> _Exercise requirements_:
Locate every line in the records below that holds the word "right" and return each one.

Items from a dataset
********************

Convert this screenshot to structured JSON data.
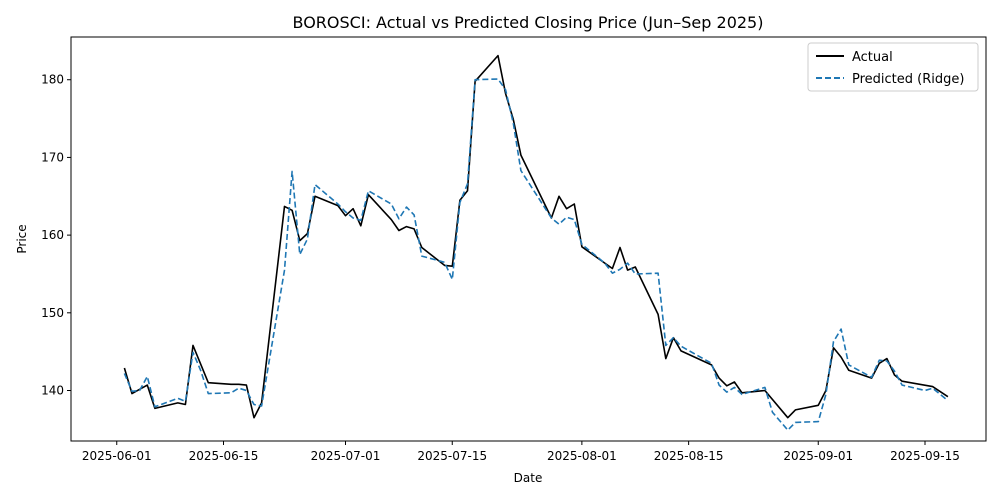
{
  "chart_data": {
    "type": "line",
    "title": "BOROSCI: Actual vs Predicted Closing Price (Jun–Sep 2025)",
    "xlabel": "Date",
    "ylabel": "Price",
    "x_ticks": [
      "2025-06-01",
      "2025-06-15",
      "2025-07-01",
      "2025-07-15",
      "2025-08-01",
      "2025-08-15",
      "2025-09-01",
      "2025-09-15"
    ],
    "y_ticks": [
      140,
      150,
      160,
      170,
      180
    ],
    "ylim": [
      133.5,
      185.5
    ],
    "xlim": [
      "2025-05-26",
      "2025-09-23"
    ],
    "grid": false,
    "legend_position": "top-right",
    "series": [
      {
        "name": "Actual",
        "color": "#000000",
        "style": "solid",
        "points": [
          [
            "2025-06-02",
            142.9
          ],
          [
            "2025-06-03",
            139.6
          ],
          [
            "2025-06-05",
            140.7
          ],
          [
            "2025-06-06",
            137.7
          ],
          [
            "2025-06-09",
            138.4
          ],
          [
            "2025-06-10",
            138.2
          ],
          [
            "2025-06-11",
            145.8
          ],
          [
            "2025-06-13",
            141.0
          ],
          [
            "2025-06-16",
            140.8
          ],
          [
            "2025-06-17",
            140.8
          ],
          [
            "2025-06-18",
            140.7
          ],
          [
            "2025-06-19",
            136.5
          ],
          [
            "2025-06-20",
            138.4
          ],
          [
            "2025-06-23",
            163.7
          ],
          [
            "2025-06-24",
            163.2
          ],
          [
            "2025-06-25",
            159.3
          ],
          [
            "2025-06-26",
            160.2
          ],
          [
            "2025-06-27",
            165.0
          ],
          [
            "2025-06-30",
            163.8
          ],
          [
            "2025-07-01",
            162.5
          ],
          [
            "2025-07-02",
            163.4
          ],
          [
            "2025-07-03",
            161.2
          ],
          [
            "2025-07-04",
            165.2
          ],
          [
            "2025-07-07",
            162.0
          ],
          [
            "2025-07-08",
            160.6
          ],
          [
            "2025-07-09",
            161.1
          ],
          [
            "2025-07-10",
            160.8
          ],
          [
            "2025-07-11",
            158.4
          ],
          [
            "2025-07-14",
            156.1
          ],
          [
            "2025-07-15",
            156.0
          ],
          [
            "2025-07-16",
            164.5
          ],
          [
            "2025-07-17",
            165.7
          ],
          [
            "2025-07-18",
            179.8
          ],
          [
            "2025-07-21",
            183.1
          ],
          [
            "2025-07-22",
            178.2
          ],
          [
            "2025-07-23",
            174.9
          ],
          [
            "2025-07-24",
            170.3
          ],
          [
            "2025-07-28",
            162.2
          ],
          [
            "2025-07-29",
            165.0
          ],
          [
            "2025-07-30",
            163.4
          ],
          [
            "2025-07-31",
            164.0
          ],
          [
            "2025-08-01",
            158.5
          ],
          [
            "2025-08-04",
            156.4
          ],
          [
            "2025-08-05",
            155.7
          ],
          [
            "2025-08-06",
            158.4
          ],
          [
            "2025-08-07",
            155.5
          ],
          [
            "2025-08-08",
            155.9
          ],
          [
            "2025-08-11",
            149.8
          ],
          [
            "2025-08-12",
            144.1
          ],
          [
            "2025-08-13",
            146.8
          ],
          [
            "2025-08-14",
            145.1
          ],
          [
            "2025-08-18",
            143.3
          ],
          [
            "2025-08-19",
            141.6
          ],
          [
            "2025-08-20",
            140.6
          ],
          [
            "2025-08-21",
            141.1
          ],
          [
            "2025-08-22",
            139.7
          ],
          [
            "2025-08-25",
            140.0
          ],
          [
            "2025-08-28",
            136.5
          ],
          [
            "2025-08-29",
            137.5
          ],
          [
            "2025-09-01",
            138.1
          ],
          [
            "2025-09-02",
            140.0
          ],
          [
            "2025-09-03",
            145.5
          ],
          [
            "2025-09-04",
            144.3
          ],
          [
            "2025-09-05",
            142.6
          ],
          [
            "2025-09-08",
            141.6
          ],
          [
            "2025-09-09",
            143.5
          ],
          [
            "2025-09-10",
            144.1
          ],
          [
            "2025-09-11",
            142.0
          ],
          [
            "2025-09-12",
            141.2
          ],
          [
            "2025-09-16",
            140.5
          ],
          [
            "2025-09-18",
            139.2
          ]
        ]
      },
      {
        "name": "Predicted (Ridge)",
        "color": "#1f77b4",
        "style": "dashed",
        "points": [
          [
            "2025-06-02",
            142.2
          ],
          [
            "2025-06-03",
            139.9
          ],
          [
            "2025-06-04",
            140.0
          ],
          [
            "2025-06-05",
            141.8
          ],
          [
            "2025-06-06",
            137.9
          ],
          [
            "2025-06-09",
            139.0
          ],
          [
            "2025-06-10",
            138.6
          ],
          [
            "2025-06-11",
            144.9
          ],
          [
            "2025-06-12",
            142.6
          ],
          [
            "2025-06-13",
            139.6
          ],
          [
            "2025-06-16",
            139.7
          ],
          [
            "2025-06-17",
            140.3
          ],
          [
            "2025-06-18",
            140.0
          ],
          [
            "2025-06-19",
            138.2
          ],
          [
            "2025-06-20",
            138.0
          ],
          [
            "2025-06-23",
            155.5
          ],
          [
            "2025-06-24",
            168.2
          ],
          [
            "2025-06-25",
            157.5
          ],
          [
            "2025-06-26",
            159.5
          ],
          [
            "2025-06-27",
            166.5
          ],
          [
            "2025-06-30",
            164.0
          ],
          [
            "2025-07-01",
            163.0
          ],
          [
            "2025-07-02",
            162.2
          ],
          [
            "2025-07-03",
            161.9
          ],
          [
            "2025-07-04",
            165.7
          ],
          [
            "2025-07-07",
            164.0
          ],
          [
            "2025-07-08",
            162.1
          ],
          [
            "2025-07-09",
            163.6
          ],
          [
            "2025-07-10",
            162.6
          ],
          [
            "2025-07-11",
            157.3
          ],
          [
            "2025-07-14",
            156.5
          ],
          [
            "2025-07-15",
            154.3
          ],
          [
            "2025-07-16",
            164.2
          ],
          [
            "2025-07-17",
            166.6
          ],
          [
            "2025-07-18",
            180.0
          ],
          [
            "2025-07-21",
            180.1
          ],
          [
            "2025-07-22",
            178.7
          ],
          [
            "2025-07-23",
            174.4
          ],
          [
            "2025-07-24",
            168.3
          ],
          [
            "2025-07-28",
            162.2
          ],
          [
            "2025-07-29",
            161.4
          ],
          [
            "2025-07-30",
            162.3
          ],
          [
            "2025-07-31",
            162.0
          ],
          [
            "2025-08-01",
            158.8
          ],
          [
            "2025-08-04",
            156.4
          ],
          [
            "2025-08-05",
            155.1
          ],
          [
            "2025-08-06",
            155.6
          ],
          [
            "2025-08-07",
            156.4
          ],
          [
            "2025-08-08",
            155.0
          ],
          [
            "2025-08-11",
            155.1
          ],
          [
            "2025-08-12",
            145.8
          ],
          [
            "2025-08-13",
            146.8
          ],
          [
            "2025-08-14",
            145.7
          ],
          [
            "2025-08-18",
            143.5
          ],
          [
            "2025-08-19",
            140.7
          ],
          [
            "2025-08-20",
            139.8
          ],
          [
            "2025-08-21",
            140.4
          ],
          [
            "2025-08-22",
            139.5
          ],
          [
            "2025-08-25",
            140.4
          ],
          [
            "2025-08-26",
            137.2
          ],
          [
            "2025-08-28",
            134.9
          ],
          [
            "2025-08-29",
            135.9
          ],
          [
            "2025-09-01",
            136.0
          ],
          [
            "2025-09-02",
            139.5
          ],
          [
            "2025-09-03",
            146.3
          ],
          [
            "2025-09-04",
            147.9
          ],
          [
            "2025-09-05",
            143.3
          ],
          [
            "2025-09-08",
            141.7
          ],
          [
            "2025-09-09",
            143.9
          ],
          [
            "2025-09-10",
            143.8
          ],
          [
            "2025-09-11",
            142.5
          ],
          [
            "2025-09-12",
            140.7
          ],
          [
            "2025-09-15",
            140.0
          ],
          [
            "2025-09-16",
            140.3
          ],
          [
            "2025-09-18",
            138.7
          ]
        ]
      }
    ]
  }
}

********************

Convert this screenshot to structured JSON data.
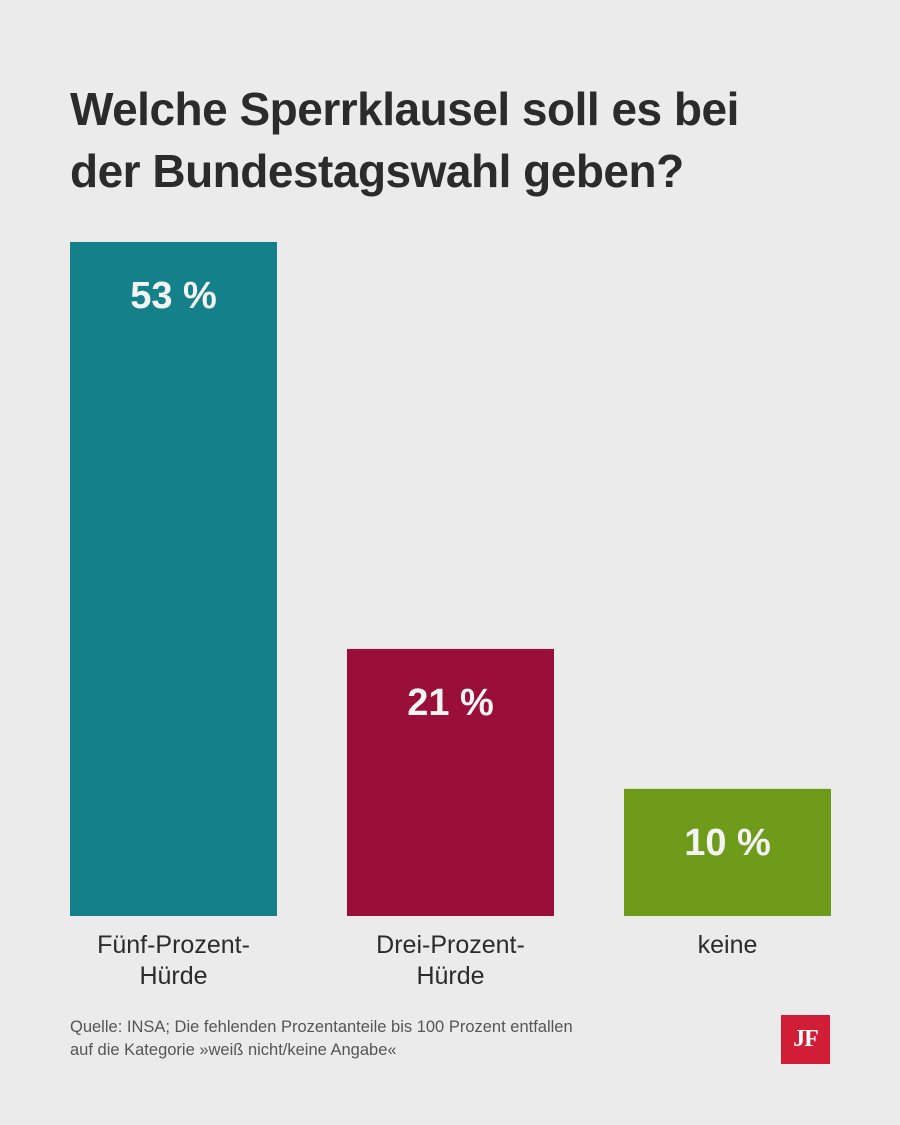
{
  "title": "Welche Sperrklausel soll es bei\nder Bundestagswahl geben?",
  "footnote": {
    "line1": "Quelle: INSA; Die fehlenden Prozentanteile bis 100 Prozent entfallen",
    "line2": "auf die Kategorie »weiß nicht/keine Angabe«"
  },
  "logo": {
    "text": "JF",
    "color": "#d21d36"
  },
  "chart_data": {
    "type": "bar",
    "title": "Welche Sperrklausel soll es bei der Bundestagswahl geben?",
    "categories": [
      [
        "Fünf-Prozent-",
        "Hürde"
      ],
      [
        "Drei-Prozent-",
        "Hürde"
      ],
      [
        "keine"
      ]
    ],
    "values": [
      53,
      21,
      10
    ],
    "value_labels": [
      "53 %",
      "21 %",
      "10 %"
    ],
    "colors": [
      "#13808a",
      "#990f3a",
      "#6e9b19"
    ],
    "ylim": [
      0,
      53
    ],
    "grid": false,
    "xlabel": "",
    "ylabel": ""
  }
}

********************

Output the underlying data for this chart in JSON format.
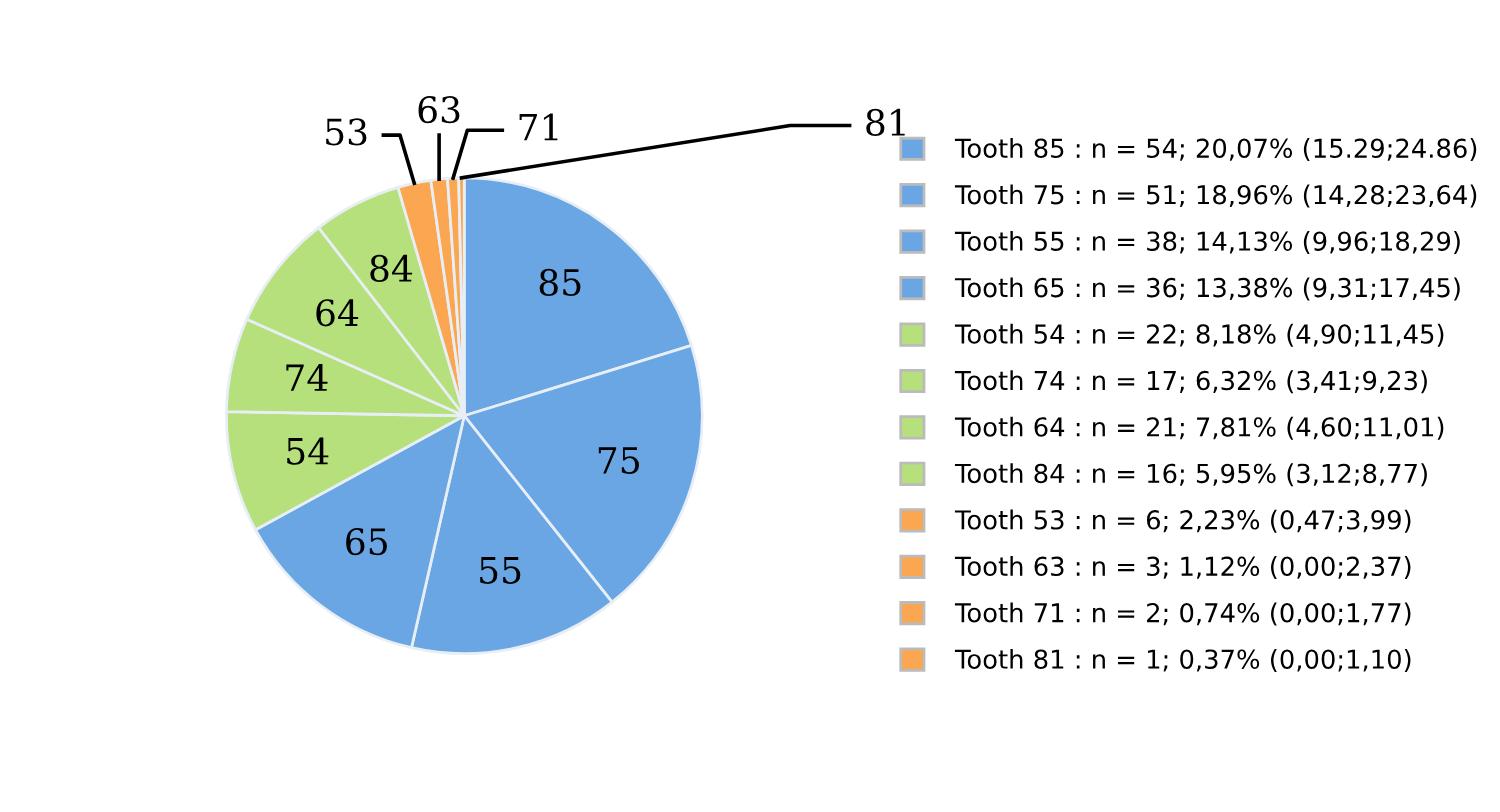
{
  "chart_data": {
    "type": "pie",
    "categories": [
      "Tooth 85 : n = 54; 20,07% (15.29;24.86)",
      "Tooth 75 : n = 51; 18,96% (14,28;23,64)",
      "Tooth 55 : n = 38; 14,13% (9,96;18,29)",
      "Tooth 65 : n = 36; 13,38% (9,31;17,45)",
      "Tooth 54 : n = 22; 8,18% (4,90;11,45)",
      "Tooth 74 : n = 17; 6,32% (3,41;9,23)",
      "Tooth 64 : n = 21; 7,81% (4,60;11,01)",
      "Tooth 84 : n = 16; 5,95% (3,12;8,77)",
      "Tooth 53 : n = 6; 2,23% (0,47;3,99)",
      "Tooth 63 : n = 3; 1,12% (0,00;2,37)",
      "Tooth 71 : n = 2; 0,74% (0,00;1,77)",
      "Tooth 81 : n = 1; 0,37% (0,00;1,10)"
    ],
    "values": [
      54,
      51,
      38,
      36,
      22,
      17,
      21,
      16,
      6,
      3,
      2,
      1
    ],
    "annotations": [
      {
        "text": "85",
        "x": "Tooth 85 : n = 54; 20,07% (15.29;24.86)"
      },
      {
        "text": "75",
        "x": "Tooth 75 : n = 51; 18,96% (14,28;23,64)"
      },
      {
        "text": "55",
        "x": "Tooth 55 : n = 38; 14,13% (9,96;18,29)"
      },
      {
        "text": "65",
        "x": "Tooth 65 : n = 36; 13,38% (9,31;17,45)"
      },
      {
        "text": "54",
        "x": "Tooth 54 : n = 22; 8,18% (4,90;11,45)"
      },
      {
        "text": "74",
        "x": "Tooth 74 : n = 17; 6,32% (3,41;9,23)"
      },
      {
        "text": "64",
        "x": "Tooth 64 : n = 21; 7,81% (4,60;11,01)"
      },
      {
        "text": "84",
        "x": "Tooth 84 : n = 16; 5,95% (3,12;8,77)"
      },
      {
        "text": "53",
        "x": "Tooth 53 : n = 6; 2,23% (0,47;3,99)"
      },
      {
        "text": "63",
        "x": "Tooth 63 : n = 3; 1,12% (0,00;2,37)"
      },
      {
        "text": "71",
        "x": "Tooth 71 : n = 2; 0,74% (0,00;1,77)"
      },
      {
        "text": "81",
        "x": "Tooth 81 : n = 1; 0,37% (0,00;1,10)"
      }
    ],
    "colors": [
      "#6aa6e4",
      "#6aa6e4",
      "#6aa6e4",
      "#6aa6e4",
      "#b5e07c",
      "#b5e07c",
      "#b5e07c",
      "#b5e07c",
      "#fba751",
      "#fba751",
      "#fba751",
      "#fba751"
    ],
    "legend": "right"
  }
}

********************

> _Solution to this problem_:
    "legend_position": "top-right",
    "legend": "right"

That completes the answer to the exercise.